TASK TO CARRY OUT :: Which lines hold the word "Predichos"? Show each of them.

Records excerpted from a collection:
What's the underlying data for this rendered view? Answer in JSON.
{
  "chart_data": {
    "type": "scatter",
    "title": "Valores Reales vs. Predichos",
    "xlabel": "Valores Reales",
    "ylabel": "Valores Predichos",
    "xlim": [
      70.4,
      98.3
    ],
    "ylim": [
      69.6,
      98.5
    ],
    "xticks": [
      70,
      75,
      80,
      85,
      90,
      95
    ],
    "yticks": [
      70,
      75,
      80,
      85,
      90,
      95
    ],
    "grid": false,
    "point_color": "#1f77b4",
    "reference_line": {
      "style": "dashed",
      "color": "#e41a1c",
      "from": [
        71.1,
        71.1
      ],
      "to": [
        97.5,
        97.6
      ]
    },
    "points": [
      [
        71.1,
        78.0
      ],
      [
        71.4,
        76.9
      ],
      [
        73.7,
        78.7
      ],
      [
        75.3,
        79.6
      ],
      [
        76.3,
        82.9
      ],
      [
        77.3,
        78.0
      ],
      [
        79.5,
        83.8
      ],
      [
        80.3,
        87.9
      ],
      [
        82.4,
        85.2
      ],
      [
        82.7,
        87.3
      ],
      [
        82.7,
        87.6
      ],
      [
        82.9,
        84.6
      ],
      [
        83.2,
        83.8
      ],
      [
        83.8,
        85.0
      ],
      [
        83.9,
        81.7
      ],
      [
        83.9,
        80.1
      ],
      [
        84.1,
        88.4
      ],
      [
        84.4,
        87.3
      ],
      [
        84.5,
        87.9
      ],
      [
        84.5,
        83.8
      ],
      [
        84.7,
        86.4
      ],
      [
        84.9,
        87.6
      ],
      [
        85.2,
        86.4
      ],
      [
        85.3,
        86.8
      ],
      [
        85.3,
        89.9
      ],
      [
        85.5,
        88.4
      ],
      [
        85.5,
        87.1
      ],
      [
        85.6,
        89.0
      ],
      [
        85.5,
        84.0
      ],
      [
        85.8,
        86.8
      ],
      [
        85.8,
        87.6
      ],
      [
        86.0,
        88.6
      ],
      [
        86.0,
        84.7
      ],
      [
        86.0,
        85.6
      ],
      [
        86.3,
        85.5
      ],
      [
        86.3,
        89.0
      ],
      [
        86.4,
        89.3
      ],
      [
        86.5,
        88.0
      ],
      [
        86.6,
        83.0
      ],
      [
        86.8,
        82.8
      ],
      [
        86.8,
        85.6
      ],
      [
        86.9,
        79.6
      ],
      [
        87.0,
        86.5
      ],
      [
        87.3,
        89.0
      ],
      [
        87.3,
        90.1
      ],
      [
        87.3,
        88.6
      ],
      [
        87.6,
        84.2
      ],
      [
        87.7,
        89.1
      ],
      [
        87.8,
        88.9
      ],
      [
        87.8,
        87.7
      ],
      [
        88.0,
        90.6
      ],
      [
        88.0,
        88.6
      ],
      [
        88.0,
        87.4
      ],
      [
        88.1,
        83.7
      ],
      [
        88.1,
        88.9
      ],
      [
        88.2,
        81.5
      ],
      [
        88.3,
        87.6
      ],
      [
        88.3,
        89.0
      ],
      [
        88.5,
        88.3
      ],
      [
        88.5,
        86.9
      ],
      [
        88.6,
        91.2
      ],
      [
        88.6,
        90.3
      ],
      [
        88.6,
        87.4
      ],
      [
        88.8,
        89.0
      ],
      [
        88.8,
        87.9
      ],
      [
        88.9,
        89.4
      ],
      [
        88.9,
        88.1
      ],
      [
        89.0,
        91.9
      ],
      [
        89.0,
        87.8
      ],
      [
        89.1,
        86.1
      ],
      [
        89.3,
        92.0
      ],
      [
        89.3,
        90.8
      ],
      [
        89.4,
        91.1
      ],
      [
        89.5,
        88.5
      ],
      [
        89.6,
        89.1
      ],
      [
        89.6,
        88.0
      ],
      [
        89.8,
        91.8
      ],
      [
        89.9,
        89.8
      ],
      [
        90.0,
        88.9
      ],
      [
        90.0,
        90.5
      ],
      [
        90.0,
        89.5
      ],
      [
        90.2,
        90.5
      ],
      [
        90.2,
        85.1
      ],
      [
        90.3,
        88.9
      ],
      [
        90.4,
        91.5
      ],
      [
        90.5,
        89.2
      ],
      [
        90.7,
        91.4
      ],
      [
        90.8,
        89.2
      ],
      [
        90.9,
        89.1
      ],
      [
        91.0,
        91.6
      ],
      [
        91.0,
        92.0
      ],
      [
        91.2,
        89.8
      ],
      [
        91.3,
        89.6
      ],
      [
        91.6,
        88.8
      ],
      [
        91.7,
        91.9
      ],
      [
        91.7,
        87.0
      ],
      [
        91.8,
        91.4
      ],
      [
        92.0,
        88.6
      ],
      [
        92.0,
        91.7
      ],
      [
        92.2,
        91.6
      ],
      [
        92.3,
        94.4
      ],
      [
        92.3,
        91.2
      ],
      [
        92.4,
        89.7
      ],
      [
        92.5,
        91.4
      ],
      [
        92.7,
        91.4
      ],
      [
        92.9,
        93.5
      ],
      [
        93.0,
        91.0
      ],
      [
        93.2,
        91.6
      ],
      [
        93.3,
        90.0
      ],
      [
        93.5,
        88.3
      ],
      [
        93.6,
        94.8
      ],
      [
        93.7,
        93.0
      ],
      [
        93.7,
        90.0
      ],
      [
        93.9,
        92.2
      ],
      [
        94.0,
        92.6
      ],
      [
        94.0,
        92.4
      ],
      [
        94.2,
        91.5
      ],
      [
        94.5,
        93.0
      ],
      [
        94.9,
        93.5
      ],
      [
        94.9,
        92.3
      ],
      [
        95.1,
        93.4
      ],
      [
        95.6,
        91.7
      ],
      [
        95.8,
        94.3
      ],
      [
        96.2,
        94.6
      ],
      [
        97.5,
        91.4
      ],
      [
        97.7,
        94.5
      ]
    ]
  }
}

CORRECT RESPONSE ::
    "title": "Valores Reales vs. Predichos",
    "ylabel": "Valores Predichos",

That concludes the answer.